Problem — Copy out the listing that follows, exact in every word, and skip the images.

(Collection entries)
◇ ◇ ◇ ◇ ◇ ◇ ◇

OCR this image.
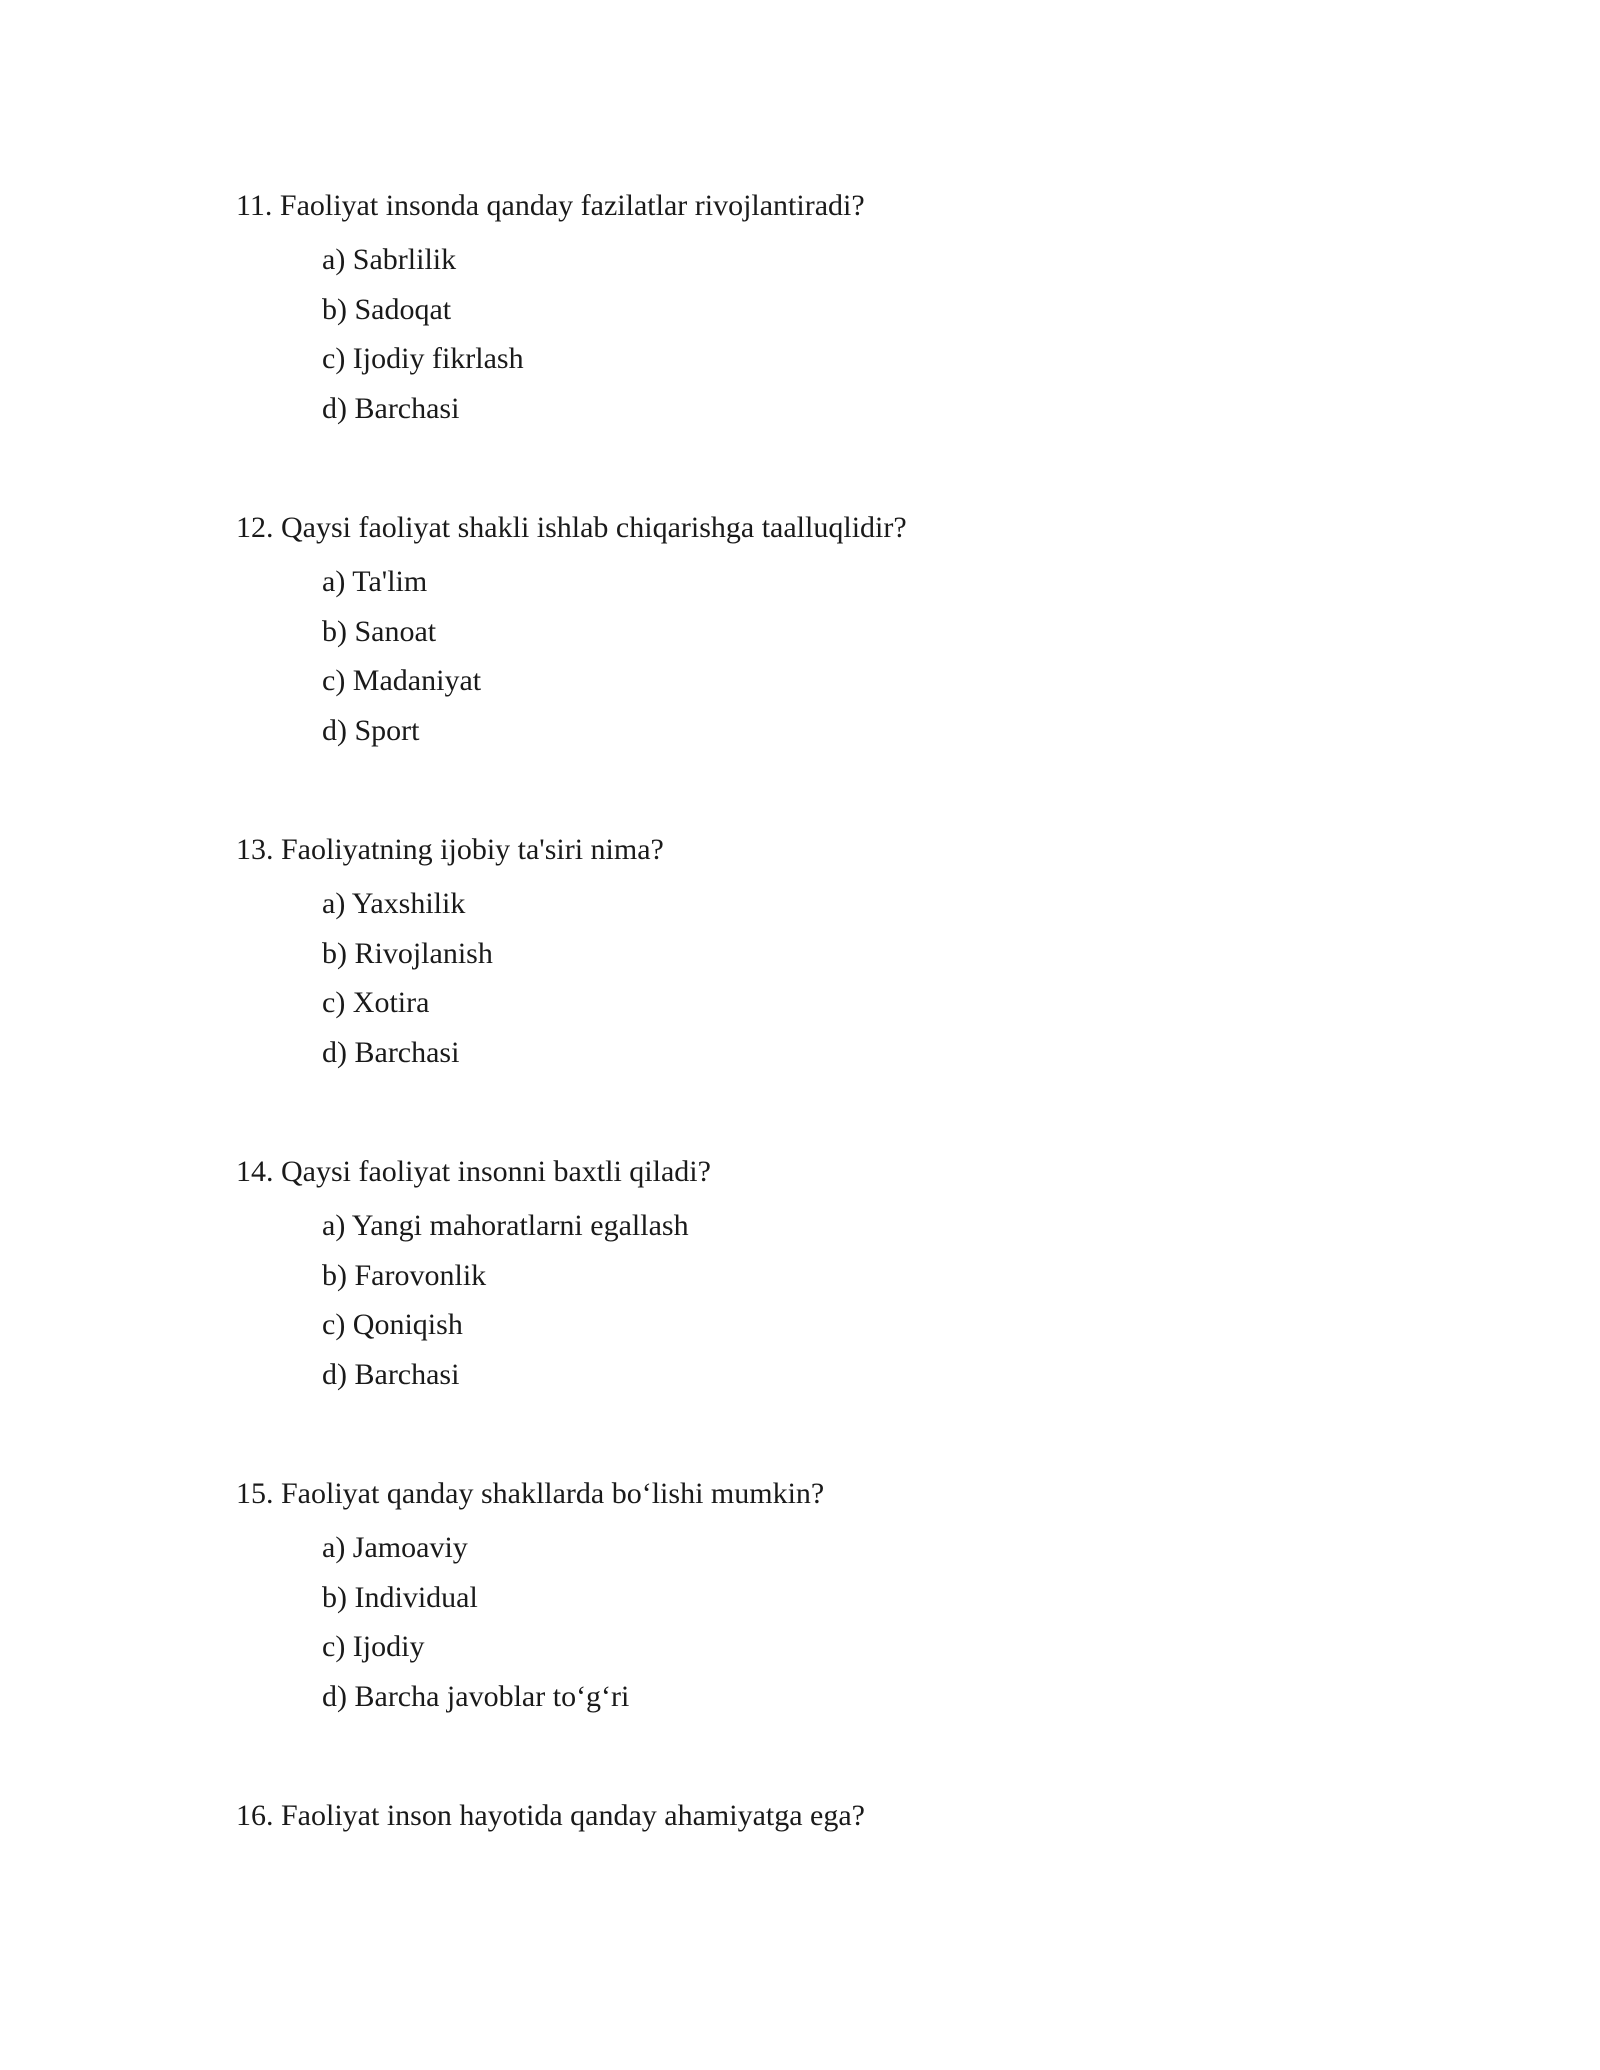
11. Faoliyat insonda qanday fazilatlar rivojlantiradi?
a) Sabrlilik
b) Sadoqat
c) Ijodiy fikrlash
d) Barchasi
12. Qaysi faoliyat shakli ishlab chiqarishga taalluqlidir?
a) Ta'lim
b) Sanoat
c) Madaniyat
d) Sport
13. Faoliyatning ijobiy ta'siri nima?
a) Yaxshilik
b) Rivojlanish
c) Xotira
d) Barchasi
14. Qaysi faoliyat insonni baxtli qiladi?
a) Yangi mahoratlarni egallash
b) Farovonlik
c) Qoniqish
d) Barchasi
15. Faoliyat qanday shakllarda bo‘lishi mumkin?
a) Jamoaviy
b) Individual
c) Ijodiy
d) Barcha javoblar to‘g‘ri
16. Faoliyat inson hayotida qanday ahamiyatga ega?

◇ ◇ ◇ ◇ ◇ ◇ ◇

Output —
OCR this image.
11. Faoliyat insonda qanday fazilatlar rivojlantiradi?
a) Sabrlilik
b) Sadoqat
c) Ijodiy fikrlash
d) Barchasi
12. Qaysi faoliyat shakli ishlab chiqarishga taalluqlidir?
a) Ta'lim
b) Sanoat
c) Madaniyat
d) Sport
13. Faoliyatning ijobiy ta'siri nima?
a) Yaxshilik
b) Rivojlanish
c) Xotira
d) Barchasi
14. Qaysi faoliyat insonni baxtli qiladi?
a) Yangi mahoratlarni egallash
b) Farovonlik
c) Qoniqish
d) Barchasi
15. Faoliyat qanday shakllarda bo‘lishi mumkin?
a) Jamoaviy
b) Individual
c) Ijodiy
d) Barcha javoblar to‘g‘ri
16. Faoliyat inson hayotida qanday ahamiyatga ega?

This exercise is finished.